__What you should do__
Keep only the lines that hold the string "label", filtering out the rest of the entries below.

--

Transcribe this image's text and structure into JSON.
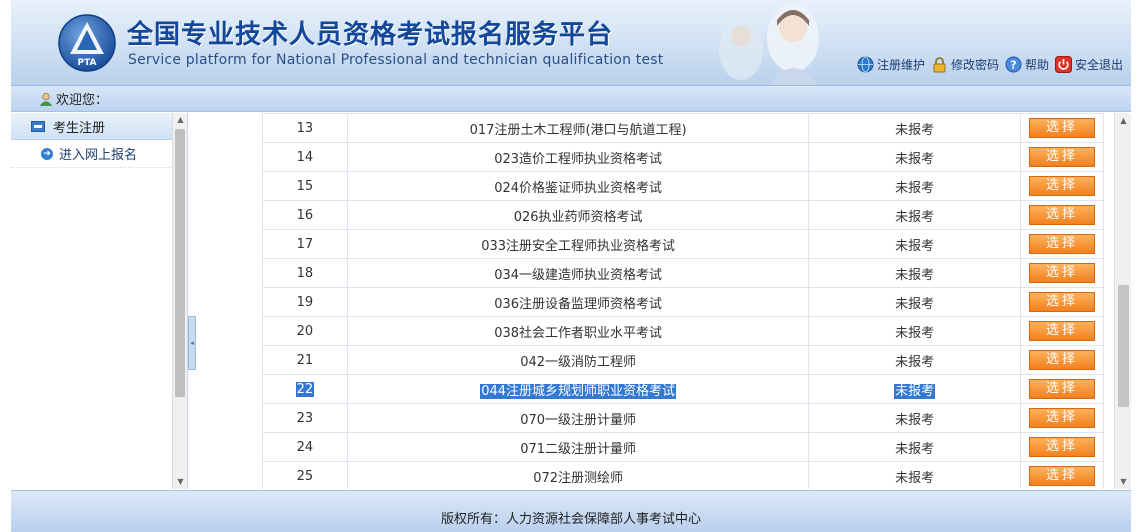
{
  "header": {
    "logo_text": "PTA",
    "title_zh": "全国专业技术人员资格考试报名服务平台",
    "title_en": "Service platform for National Professional and technician qualification test",
    "links": [
      {
        "label": "注册维护",
        "icon": "globe-icon"
      },
      {
        "label": "修改密码",
        "icon": "lock-icon"
      },
      {
        "label": "帮助",
        "icon": "help-icon"
      },
      {
        "label": "安全退出",
        "icon": "power-icon"
      }
    ]
  },
  "welcome": {
    "text": "欢迎您："
  },
  "sidebar": {
    "section": "考生注册",
    "items": [
      {
        "label": "进入网上报名"
      }
    ]
  },
  "table": {
    "rows": [
      {
        "num": "13",
        "name": "017注册土木工程师(港口与航道工程)",
        "status": "未报考",
        "action": "选择"
      },
      {
        "num": "14",
        "name": "023造价工程师执业资格考试",
        "status": "未报考",
        "action": "选择"
      },
      {
        "num": "15",
        "name": "024价格鉴证师执业资格考试",
        "status": "未报考",
        "action": "选择"
      },
      {
        "num": "16",
        "name": "026执业药师资格考试",
        "status": "未报考",
        "action": "选择"
      },
      {
        "num": "17",
        "name": "033注册安全工程师执业资格考试",
        "status": "未报考",
        "action": "选择"
      },
      {
        "num": "18",
        "name": "034一级建造师执业资格考试",
        "status": "未报考",
        "action": "选择"
      },
      {
        "num": "19",
        "name": "036注册设备监理师资格考试",
        "status": "未报考",
        "action": "选择"
      },
      {
        "num": "20",
        "name": "038社会工作者职业水平考试",
        "status": "未报考",
        "action": "选择"
      },
      {
        "num": "21",
        "name": "042一级消防工程师",
        "status": "未报考",
        "action": "选择"
      },
      {
        "num": "22",
        "name": "044注册城乡规划师职业资格考试",
        "status": "未报考",
        "action": "选择",
        "highlighted": true
      },
      {
        "num": "23",
        "name": "070一级注册计量师",
        "status": "未报考",
        "action": "选择"
      },
      {
        "num": "24",
        "name": "071二级注册计量师",
        "status": "未报考",
        "action": "选择"
      },
      {
        "num": "25",
        "name": "072注册测绘师",
        "status": "未报考",
        "action": "选择"
      }
    ]
  },
  "footer": {
    "text": "版权所有：人力资源社会保障部人事考试中心"
  },
  "colors": {
    "brand_blue": "#13479a",
    "button_orange": "#f3801f",
    "selection_blue": "#3378d3"
  }
}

--

__The output__
        "label": "注册维护",
        "label": "修改密码",
        "label": "帮助",
        "label": "安全退出",
        "label": "进入网上报名"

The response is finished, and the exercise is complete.